Short exercise:
Wherever the string "unit" appears in a line, extract that line.

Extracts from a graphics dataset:

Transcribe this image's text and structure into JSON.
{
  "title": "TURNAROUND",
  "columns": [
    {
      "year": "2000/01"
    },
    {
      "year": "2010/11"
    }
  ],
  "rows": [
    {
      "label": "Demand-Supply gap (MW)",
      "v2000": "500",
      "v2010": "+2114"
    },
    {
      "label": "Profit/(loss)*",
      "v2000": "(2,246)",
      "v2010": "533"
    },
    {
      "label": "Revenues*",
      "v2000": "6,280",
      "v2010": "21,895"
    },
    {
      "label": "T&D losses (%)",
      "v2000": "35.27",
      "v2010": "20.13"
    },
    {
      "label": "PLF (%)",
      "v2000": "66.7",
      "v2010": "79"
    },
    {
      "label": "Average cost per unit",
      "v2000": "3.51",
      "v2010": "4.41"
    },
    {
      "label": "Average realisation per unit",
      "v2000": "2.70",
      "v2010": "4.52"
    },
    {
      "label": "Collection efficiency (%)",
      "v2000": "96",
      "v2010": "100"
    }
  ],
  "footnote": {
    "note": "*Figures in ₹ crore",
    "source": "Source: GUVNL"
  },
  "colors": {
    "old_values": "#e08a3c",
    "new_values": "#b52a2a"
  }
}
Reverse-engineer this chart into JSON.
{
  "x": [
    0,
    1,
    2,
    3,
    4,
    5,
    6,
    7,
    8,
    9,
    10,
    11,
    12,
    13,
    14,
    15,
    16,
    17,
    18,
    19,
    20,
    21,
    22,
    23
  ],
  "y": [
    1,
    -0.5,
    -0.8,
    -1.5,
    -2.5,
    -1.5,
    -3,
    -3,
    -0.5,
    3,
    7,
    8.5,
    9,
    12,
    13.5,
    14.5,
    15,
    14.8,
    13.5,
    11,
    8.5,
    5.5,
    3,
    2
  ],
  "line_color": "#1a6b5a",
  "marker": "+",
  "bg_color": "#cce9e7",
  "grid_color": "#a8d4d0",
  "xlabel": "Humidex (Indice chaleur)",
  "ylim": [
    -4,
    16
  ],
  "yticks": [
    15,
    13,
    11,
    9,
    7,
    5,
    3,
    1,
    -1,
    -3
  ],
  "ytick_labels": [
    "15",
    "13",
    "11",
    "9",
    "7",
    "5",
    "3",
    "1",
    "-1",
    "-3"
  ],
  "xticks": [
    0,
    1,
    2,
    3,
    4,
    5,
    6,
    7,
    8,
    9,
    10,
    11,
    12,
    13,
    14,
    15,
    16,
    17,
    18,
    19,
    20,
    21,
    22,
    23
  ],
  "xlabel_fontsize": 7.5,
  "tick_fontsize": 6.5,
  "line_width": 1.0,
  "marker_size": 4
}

Answer to this task:
      "label": "Average cost per unit",
      "label": "Average realisation per unit",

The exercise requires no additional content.